- _TASK PROMPT_: Reproduce each of the records below character for character, keeping every line in its original order.

- _RECORDS FOR THE EXERCISE_:
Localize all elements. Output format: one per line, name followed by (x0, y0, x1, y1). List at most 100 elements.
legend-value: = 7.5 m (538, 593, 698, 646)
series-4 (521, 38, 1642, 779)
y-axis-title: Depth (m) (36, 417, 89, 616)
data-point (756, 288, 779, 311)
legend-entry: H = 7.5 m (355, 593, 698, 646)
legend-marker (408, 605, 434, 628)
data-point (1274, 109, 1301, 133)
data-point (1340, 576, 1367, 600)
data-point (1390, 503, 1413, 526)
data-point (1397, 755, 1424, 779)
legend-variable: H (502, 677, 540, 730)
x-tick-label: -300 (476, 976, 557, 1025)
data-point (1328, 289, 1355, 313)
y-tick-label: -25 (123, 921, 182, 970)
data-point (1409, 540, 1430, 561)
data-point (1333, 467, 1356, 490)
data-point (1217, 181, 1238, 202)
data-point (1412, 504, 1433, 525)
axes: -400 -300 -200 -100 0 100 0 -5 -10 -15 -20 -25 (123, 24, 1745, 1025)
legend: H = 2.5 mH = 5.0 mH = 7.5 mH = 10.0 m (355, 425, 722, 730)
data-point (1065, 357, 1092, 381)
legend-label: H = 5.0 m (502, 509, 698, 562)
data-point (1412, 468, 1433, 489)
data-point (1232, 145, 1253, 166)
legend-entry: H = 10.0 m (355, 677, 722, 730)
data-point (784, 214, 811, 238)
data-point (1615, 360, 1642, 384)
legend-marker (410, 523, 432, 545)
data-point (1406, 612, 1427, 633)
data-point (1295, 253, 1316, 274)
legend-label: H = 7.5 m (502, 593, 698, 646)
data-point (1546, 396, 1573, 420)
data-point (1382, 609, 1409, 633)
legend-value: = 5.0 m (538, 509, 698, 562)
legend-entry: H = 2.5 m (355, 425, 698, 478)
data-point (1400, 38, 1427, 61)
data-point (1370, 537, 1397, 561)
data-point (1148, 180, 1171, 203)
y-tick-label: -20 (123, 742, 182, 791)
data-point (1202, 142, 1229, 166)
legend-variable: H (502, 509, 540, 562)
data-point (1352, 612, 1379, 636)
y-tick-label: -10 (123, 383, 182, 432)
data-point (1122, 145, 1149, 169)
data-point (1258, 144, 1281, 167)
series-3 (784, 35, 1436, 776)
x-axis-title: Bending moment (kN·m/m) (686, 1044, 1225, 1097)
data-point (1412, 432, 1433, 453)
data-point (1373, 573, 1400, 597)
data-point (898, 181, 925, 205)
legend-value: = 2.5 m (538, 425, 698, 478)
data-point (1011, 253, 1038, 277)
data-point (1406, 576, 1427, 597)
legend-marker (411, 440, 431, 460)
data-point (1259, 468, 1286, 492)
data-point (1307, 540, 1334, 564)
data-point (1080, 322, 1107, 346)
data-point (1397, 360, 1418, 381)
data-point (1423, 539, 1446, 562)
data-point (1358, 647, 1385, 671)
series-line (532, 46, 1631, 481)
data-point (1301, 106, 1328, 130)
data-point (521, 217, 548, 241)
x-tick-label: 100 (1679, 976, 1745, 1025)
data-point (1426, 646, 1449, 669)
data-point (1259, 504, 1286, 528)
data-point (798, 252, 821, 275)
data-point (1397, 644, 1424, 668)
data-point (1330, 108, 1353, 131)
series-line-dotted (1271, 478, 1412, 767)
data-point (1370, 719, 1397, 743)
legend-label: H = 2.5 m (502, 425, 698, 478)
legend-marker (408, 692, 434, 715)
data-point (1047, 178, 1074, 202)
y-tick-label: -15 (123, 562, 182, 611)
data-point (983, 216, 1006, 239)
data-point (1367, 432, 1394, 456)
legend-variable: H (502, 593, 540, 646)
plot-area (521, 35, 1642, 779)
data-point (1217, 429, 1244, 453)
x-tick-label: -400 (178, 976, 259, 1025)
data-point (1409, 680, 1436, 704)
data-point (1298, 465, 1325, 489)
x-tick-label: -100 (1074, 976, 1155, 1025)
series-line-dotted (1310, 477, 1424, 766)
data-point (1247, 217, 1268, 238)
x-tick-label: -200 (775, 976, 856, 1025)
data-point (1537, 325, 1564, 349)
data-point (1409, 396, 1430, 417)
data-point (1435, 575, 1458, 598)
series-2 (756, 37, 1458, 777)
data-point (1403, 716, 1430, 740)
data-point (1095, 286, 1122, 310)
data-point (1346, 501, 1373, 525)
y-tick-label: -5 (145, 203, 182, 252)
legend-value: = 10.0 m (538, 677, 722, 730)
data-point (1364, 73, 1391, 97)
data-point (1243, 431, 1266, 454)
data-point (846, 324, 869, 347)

- _SOLUTION TO THIS EXERCISE_:
Localize all elements. Output format: one per line, name followed by (x0, y0, x1, y1). List at most 100 elements.
legend-value: = 7.5 m (538, 593, 698, 646)
series-4 (521, 38, 1642, 779)
y-axis-title: Depth (m) (36, 417, 89, 616)
data-point (756, 288, 779, 311)
legend-entry: H = 7.5 m (355, 593, 698, 646)
legend-marker (408, 605, 434, 628)
data-point (1274, 109, 1301, 133)
data-point (1340, 576, 1367, 600)
data-point (1390, 503, 1413, 526)
data-point (1397, 755, 1424, 779)
legend-variable: H (502, 677, 540, 730)
x-tick-label: -300 (476, 976, 557, 1025)
data-point (1328, 289, 1355, 313)
y-tick-label: -25 (123, 921, 182, 970)
data-point (1409, 540, 1430, 561)
data-point (1333, 467, 1356, 490)
data-point (1217, 181, 1238, 202)
data-point (1412, 504, 1433, 525)
axes: -400 -300 -200 -100 0 100 0 -5 -10 -15 -20 -25 (123, 24, 1745, 1025)
legend: H = 2.5 mH = 5.0 mH = 7.5 mH = 10.0 m (355, 425, 722, 730)
data-point (1065, 357, 1092, 381)
legend-label: H = 5.0 m (502, 509, 698, 562)
data-point (1412, 468, 1433, 489)
data-point (1232, 145, 1253, 166)
legend-entry: H = 10.0 m (355, 677, 722, 730)
data-point (784, 214, 811, 238)
data-point (1615, 360, 1642, 384)
legend-marker (410, 523, 432, 545)
data-point (1406, 612, 1427, 633)
data-point (1295, 253, 1316, 274)
legend-label: H = 7.5 m (502, 593, 698, 646)
data-point (1546, 396, 1573, 420)
data-point (1382, 609, 1409, 633)
legend-value: = 5.0 m (538, 509, 698, 562)
legend-entry: H = 2.5 m (355, 425, 698, 478)
data-point (1400, 38, 1427, 61)
data-point (1370, 537, 1397, 561)
data-point (1148, 180, 1171, 203)
y-tick-label: -20 (123, 742, 182, 791)
data-point (1202, 142, 1229, 166)
legend-variable: H (502, 509, 540, 562)
data-point (1352, 612, 1379, 636)
y-tick-label: -10 (123, 383, 182, 432)
data-point (1122, 145, 1149, 169)
data-point (1258, 144, 1281, 167)
series-3 (784, 35, 1436, 776)
x-axis-title: Bending moment (kN·m/m) (686, 1044, 1225, 1097)
data-point (1412, 432, 1433, 453)
data-point (1373, 573, 1400, 597)
data-point (898, 181, 925, 205)
legend-value: = 2.5 m (538, 425, 698, 478)
data-point (1011, 253, 1038, 277)
data-point (1406, 576, 1427, 597)
legend-marker (411, 440, 431, 460)
data-point (1259, 468, 1286, 492)
data-point (1307, 540, 1334, 564)
data-point (1080, 322, 1107, 346)
data-point (1397, 360, 1418, 381)
data-point (1423, 539, 1446, 562)
data-point (1358, 647, 1385, 671)
series-line (532, 46, 1631, 481)
data-point (1301, 106, 1328, 130)
data-point (521, 217, 548, 241)
x-tick-label: 100 (1679, 976, 1745, 1025)
data-point (1426, 646, 1449, 669)
data-point (1259, 504, 1286, 528)
data-point (798, 252, 821, 275)
data-point (1397, 644, 1424, 668)
data-point (1330, 108, 1353, 131)
series-line-dotted (1271, 478, 1412, 767)
data-point (1370, 719, 1397, 743)
legend-label: H = 2.5 m (502, 425, 698, 478)
legend-marker (408, 692, 434, 715)
data-point (1047, 178, 1074, 202)
y-tick-label: -15 (123, 562, 182, 611)
data-point (983, 216, 1006, 239)
data-point (1367, 432, 1394, 456)
legend-variable: H (502, 593, 540, 646)
plot-area (521, 35, 1642, 779)
data-point (1217, 429, 1244, 453)
x-tick-label: -400 (178, 976, 259, 1025)
data-point (1409, 680, 1436, 704)
data-point (1298, 465, 1325, 489)
x-tick-label: -100 (1074, 976, 1155, 1025)
series-line-dotted (1310, 477, 1424, 766)
data-point (1247, 217, 1268, 238)
x-tick-label: -200 (775, 976, 856, 1025)
data-point (1537, 325, 1564, 349)
data-point (1409, 396, 1430, 417)
data-point (1435, 575, 1458, 598)
series-2 (756, 37, 1458, 777)
data-point (1403, 716, 1430, 740)
data-point (1095, 286, 1122, 310)
data-point (1346, 501, 1373, 525)
y-tick-label: -5 (145, 203, 182, 252)
legend-value: = 10.0 m (538, 677, 722, 730)
data-point (1364, 73, 1391, 97)
data-point (1243, 431, 1266, 454)
data-point (846, 324, 869, 347)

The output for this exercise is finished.